■ THE TASK ■
Repeat everything in the material exactly.

━━━━━━━━━━━━━━━━━━━━

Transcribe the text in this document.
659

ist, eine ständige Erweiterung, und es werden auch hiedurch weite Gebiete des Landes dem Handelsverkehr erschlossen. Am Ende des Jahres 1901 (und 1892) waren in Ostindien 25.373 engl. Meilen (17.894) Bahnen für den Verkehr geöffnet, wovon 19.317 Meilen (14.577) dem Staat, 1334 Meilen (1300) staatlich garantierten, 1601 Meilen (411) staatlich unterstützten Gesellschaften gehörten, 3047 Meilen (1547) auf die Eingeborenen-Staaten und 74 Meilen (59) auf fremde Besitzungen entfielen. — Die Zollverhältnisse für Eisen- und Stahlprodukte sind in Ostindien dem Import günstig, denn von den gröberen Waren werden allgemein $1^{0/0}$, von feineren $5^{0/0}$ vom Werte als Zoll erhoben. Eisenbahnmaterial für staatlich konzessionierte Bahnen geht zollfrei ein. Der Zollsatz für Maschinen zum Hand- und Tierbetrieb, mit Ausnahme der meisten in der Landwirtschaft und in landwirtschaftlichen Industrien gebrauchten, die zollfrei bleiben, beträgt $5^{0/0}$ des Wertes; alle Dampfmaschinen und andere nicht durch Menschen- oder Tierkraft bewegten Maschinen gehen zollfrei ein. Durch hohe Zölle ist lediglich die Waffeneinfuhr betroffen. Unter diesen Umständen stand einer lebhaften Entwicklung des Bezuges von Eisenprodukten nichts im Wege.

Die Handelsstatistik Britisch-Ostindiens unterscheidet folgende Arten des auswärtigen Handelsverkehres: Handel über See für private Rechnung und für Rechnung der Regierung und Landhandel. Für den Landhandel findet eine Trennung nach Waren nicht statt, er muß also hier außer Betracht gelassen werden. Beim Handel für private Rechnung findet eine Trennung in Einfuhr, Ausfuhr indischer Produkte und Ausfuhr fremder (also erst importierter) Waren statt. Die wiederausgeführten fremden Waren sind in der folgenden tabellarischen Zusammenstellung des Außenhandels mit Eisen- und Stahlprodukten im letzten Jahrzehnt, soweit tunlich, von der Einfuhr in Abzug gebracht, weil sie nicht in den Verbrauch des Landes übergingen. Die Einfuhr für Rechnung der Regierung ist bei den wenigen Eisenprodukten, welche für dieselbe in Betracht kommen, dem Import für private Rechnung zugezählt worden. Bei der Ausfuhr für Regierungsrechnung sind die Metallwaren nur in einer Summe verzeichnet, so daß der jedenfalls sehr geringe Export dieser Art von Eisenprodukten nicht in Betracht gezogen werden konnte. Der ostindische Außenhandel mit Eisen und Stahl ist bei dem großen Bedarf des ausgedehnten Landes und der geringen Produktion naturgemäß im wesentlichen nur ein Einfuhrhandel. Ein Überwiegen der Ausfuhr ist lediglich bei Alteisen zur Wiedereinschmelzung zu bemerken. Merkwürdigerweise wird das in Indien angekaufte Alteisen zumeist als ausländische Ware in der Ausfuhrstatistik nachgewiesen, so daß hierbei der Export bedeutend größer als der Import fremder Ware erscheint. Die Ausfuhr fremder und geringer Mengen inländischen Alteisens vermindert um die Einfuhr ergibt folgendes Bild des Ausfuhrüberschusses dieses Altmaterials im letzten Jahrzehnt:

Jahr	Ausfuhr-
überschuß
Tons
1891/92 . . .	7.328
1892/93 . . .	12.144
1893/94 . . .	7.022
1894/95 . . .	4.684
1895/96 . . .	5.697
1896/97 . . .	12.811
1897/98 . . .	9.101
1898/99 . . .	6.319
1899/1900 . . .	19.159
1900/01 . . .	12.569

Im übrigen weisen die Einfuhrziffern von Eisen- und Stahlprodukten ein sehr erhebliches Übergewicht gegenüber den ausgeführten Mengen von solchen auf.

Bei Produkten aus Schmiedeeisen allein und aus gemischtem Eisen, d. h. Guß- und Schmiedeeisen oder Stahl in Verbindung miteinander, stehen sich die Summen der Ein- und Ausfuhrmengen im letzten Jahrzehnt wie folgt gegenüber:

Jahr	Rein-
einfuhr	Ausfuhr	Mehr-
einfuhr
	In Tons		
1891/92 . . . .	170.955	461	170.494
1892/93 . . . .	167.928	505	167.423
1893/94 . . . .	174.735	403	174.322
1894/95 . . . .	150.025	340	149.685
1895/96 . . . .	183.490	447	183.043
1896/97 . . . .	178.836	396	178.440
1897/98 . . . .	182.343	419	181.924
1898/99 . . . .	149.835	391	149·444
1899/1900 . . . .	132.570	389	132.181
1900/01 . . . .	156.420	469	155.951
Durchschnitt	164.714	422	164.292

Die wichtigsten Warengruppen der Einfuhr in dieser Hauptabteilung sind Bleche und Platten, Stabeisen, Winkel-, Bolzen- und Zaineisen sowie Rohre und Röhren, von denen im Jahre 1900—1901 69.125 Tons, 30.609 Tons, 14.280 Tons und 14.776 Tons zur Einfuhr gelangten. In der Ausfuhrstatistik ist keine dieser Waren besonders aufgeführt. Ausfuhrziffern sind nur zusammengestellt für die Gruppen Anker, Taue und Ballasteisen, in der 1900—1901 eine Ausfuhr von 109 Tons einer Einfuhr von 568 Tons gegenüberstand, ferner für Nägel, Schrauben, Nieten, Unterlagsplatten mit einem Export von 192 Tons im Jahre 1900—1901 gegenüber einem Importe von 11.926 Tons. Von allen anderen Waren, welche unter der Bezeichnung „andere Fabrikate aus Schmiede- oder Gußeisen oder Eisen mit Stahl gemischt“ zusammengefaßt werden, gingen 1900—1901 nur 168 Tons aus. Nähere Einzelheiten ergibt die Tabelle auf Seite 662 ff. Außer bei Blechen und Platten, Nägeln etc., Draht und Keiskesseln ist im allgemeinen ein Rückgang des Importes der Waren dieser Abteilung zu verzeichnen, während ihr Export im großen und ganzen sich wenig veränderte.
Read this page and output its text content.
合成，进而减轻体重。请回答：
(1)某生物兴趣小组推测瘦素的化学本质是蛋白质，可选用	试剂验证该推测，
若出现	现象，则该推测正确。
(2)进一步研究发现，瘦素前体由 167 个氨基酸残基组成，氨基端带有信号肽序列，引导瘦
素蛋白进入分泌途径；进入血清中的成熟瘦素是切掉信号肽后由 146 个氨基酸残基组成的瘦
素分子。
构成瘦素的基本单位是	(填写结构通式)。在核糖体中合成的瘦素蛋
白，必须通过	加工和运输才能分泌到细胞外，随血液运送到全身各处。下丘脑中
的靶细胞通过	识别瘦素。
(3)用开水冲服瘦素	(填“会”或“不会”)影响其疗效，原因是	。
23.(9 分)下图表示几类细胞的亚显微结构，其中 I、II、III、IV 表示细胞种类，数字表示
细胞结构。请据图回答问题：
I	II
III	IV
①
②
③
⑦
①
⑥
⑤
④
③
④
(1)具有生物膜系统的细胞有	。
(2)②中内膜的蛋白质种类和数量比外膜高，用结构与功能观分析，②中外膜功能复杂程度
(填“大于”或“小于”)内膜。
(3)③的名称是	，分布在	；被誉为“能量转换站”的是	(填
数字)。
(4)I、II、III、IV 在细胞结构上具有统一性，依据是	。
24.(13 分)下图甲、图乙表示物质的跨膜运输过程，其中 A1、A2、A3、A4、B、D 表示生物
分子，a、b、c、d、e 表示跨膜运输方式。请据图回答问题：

━━━━━━━━━━━━━━━━━━━━

■ SOLUTION FOR THIS PROBLEM ■
Transcribe the text in this document.
659

ist, eine ständige Erweiterung, und es werden auch hiedurch weite Gebiete des Landes dem Handelsverkehr erschlossen. Am Ende des Jahres 1901 (und 1892) waren in Ostindien 25.373 engl. Meilen (17.894) Bahnen für den Verkehr geöffnet, wovon 19.317 Meilen (14.577) dem Staat, 1334 Meilen (1300) staatlich garantierten, 1601 Meilen (411) staatlich unterstützten Gesellschaften gehörten, 3047 Meilen (1547) auf die Eingeborenen-Staaten und 74 Meilen (59) auf fremde Besitzungen entfielen. — Die Zollverhältnisse für Eisen- und Stahlprodukte sind in Ostindien dem Import günstig, denn von den gröberen Waren werden allgemein $1^{0/0}$, von feineren $5^{0/0}$ vom Werte als Zoll erhoben. Eisenbahnmaterial für staatlich konzessionierte Bahnen geht zollfrei ein. Der Zollsatz für Maschinen zum Hand- und Tierbetrieb, mit Ausnahme der meisten in der Landwirtschaft und in landwirtschaftlichen Industrien gebrauchten, die zollfrei bleiben, beträgt $5^{0/0}$ des Wertes; alle Dampfmaschinen und andere nicht durch Menschen- oder Tierkraft bewegten Maschinen gehen zollfrei ein. Durch hohe Zölle ist lediglich die Waffeneinfuhr betroffen. Unter diesen Umständen stand einer lebhaften Entwicklung des Bezuges von Eisenprodukten nichts im Wege.

Die Handelsstatistik Britisch-Ostindiens unterscheidet folgende Arten des auswärtigen Handelsverkehres: Handel über See für private Rechnung und für Rechnung der Regierung und Landhandel. Für den Landhandel findet eine Trennung nach Waren nicht statt, er muß also hier außer Betracht gelassen werden. Beim Handel für private Rechnung findet eine Trennung in Einfuhr, Ausfuhr indischer Produkte und Ausfuhr fremder (also erst importierter) Waren statt. Die wiederausgeführten fremden Waren sind in der folgenden tabellarischen Zusammenstellung des Außenhandels mit Eisen- und Stahlprodukten im letzten Jahrzehnt, soweit tunlich, von der Einfuhr in Abzug gebracht, weil sie nicht in den Verbrauch des Landes übergingen. Die Einfuhr für Rechnung der Regierung ist bei den wenigen Eisenprodukten, welche für dieselbe in Betracht kommen, dem Import für private Rechnung zugezählt worden. Bei der Ausfuhr für Regierungsrechnung sind die Metallwaren nur in einer Summe verzeichnet, so daß der jedenfalls sehr geringe Export dieser Art von Eisenprodukten nicht in Betracht gezogen werden konnte. Der ostindische Außenhandel mit Eisen und Stahl ist bei dem großen Bedarf des ausgedehnten Landes und der geringen Produktion naturgemäß im wesentlichen nur ein Einfuhrhandel. Ein Überwiegen der Ausfuhr ist lediglich bei Alteisen zur Wiedereinschmelzung zu bemerken. Merkwürdigerweise wird das in Indien angekaufte Alteisen zumeist als ausländische Ware in der Ausfuhrstatistik nachgewiesen, so daß hierbei der Export bedeutend größer als der Import fremder Ware erscheint. Die Ausfuhr fremder und geringer Mengen inländischen Alteisens vermindert um die Einfuhr ergibt folgendes Bild des Ausfuhrüberschusses dieses Altmaterials im letzten Jahrzehnt:

Jahr	Ausfuhr-
überschuß
Tons
1891/92 . . .	7.328
1892/93 . . .	12.144
1893/94 . . .	7.022
1894/95 . . .	4.684
1895/96 . . .	5.697
1896/97 . . .	12.811
1897/98 . . .	9.101
1898/99 . . .	6.319
1899/1900 . . .	19.159
1900/01 . . .	12.569

Im übrigen weisen die Einfuhrziffern von Eisen- und Stahlprodukten ein sehr erhebliches Übergewicht gegenüber den ausgeführten Mengen von solchen auf.

Bei Produkten aus Schmiedeeisen allein und aus gemischtem Eisen, d. h. Guß- und Schmiedeeisen oder Stahl in Verbindung miteinander, stehen sich die Summen der Ein- und Ausfuhrmengen im letzten Jahrzehnt wie folgt gegenüber:

Jahr	Rein-
einfuhr	Ausfuhr	Mehr-
einfuhr
	In Tons		
1891/92 . . . .	170.955	461	170.494
1892/93 . . . .	167.928	505	167.423
1893/94 . . . .	174.735	403	174.322
1894/95 . . . .	150.025	340	149.685
1895/96 . . . .	183.490	447	183.043
1896/97 . . . .	178.836	396	178.440
1897/98 . . . .	182.343	419	181.924
1898/99 . . . .	149.835	391	149·444
1899/1900 . . . .	132.570	389	132.181
1900/01 . . . .	156.420	469	155.951
Durchschnitt	164.714	422	164.292

Die wichtigsten Warengruppen der Einfuhr in dieser Hauptabteilung sind Bleche und Platten, Stabeisen, Winkel-, Bolzen- und Zaineisen sowie Rohre und Röhren, von denen im Jahre 1900—1901 69.125 Tons, 30.609 Tons, 14.280 Tons und 14.776 Tons zur Einfuhr gelangten. In der Ausfuhrstatistik ist keine dieser Waren besonders aufgeführt. Ausfuhrziffern sind nur zusammengestellt für die Gruppen Anker, Taue und Ballasteisen, in der 1900—1901 eine Ausfuhr von 109 Tons einer Einfuhr von 568 Tons gegenüberstand, ferner für Nägel, Schrauben, Nieten, Unterlagsplatten mit einem Export von 192 Tons im Jahre 1900—1901 gegenüber einem Importe von 11.926 Tons. Von allen anderen Waren, welche unter der Bezeichnung „andere Fabrikate aus Schmiede- oder Gußeisen oder Eisen mit Stahl gemischt“ zusammengefaßt werden, gingen 1900—1901 nur 168 Tons aus. Nähere Einzelheiten ergibt die Tabelle auf Seite 662 ff. Außer bei Blechen und Platten, Nägeln etc., Draht und Keiskesseln ist im allgemeinen ein Rückgang des Importes der Waren dieser Abteilung zu verzeichnen, während ihr Export im großen und ganzen sich wenig veränderte.
Read this page and output its text content.
合成，进而减轻体重。请回答：
(1)某生物兴趣小组推测瘦素的化学本质是蛋白质，可选用	试剂验证该推测，
若出现	现象，则该推测正确。
(2)进一步研究发现，瘦素前体由 167 个氨基酸残基组成，氨基端带有信号肽序列，引导瘦
素蛋白进入分泌途径；进入血清中的成熟瘦素是切掉信号肽后由 146 个氨基酸残基组成的瘦
素分子。
构成瘦素的基本单位是	(填写结构通式)。在核糖体中合成的瘦素蛋
白，必须通过	加工和运输才能分泌到细胞外，随血液运送到全身各处。下丘脑中
的靶细胞通过	识别瘦素。
(3)用开水冲服瘦素	(填“会”或“不会”)影响其疗效，原因是	。
23.(9 分)下图表示几类细胞的亚显微结构，其中 I、II、III、IV 表示细胞种类，数字表示
细胞结构。请据图回答问题：
I	II
III	IV
①
②
③
⑦
①
⑥
⑤
④
③
④
(1)具有生物膜系统的细胞有	。
(2)②中内膜的蛋白质种类和数量比外膜高，用结构与功能观分析，②中外膜功能复杂程度
(填“大于”或“小于”)内膜。
(3)③的名称是	，分布在	；被誉为“能量转换站”的是	(填
数字)。
(4)I、II、III、IV 在细胞结构上具有统一性，依据是	。
24.(13 分)下图甲、图乙表示物质的跨膜运输过程，其中 A1、A2、A3、A4、B、D 表示生物
分子，a、b、c、d、e 表示跨膜运输方式。请据图回答问题：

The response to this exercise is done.